▶ Records:
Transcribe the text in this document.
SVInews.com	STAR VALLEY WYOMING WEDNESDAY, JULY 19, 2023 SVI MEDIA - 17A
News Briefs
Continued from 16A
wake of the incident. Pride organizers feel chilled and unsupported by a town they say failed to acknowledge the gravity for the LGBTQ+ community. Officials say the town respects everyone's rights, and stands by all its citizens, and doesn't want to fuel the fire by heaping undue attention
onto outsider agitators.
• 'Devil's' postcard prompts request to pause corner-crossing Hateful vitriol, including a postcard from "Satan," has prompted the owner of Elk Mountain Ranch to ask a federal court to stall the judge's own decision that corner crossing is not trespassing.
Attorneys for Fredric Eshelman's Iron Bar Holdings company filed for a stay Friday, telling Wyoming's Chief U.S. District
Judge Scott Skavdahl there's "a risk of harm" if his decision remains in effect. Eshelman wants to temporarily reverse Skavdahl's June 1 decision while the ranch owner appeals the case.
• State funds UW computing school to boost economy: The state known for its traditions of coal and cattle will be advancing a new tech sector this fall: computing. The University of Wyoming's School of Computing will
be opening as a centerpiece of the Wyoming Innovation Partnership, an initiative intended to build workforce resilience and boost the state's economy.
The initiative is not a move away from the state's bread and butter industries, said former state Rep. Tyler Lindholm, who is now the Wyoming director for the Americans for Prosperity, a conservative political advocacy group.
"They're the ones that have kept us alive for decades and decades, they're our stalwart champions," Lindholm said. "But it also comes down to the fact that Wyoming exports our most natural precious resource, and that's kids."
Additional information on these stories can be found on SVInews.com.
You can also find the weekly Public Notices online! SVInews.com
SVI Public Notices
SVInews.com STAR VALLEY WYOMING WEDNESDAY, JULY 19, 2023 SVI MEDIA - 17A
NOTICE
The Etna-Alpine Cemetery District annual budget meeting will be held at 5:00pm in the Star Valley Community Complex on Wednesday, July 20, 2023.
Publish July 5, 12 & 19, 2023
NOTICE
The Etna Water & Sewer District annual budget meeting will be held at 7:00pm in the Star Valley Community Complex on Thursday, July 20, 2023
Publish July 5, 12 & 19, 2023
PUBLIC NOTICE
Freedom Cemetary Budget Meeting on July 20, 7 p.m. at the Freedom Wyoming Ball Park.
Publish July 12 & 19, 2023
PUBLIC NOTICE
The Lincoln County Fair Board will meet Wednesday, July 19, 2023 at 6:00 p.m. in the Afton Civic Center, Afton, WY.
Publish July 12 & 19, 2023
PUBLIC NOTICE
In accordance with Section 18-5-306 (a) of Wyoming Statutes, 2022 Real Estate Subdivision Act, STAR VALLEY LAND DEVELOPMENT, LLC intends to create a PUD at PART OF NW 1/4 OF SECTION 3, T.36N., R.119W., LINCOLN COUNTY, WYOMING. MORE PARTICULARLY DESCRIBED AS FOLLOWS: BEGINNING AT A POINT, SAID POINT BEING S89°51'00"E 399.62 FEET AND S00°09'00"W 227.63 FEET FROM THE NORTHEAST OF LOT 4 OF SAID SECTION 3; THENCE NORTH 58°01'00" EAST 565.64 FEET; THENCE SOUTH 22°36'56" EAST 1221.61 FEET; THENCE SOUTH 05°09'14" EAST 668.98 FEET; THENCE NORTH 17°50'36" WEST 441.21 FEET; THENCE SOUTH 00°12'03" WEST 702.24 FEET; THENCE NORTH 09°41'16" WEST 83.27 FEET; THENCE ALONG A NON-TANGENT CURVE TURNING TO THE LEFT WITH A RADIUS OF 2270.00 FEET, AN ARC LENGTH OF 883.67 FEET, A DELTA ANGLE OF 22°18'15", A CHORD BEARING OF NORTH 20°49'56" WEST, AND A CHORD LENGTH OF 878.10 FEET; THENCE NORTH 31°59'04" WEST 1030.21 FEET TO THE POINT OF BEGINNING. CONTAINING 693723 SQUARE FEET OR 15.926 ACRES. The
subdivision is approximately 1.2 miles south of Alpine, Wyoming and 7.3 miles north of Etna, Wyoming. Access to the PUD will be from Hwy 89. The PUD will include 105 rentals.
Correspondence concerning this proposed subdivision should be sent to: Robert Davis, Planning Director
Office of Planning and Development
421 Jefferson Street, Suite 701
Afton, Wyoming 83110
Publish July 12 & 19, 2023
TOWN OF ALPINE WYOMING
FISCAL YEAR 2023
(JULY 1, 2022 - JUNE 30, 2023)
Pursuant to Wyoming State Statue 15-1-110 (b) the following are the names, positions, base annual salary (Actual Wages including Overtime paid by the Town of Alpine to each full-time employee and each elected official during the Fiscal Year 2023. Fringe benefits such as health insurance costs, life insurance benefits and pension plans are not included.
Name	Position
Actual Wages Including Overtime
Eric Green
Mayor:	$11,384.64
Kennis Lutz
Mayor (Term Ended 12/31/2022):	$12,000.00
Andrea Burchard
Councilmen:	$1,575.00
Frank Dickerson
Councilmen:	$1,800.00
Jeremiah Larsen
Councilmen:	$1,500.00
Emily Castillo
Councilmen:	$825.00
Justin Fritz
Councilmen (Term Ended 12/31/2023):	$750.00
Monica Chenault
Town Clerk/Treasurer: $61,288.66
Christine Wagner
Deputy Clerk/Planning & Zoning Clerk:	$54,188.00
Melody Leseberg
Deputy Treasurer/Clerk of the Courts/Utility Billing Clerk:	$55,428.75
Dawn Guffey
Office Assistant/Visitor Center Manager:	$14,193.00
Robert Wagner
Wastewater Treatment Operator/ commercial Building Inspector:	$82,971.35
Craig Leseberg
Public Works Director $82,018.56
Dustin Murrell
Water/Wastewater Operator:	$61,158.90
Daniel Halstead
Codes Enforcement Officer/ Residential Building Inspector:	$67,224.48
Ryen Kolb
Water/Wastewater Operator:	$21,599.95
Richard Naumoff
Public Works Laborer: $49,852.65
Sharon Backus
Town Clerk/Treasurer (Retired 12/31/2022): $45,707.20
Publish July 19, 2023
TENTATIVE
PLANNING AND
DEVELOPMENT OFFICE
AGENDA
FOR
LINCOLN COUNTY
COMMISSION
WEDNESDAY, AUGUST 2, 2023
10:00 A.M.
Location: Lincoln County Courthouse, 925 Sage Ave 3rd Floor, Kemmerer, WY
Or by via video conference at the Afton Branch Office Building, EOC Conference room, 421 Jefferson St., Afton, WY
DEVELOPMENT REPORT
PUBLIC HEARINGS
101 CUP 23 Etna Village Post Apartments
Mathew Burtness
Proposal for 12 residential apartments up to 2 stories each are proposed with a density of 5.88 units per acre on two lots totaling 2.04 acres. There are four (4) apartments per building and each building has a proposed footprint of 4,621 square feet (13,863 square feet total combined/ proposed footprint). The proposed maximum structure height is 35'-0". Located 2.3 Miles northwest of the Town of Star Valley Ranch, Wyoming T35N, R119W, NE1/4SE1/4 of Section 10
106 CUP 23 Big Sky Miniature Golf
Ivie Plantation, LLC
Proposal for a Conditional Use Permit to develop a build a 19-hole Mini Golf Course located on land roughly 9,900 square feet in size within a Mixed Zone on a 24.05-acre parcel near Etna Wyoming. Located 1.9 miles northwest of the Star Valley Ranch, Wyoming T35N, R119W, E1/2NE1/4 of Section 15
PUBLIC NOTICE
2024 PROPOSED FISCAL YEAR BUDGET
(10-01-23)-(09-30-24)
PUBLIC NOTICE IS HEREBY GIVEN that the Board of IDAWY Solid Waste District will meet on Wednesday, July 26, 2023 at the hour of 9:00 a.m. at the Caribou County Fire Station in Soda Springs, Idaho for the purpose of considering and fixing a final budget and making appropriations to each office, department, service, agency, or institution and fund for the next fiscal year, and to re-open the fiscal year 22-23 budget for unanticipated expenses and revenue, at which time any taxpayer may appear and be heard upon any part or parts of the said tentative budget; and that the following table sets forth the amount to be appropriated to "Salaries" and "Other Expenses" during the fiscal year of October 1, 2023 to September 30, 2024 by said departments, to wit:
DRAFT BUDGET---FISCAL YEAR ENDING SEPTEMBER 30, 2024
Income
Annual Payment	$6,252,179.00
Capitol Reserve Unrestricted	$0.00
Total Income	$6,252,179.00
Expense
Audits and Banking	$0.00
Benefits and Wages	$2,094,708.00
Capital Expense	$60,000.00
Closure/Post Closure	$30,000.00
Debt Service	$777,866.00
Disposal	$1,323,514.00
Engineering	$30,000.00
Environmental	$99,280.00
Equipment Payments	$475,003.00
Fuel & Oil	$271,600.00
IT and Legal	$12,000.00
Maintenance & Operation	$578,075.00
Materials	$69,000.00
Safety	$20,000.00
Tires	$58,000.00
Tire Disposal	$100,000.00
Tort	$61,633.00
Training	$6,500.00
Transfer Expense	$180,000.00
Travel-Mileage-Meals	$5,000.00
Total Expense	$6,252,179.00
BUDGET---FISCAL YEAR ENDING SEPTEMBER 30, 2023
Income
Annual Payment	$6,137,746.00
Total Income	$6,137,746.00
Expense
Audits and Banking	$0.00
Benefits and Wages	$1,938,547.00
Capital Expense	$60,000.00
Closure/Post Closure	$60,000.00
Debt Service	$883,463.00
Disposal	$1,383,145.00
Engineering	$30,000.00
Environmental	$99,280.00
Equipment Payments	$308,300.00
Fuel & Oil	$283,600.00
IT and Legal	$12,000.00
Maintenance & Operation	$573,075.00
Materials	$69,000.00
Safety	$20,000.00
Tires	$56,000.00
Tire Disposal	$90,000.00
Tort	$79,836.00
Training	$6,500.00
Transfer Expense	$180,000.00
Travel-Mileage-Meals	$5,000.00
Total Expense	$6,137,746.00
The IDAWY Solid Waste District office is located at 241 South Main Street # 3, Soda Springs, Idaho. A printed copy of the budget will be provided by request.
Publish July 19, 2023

▶ Brief:
Collect each line of the entries that has the word "Equipment", copying it in full.

▶ Reply:
Equipment Payments	$475,003.00
Equipment Payments	$308,300.00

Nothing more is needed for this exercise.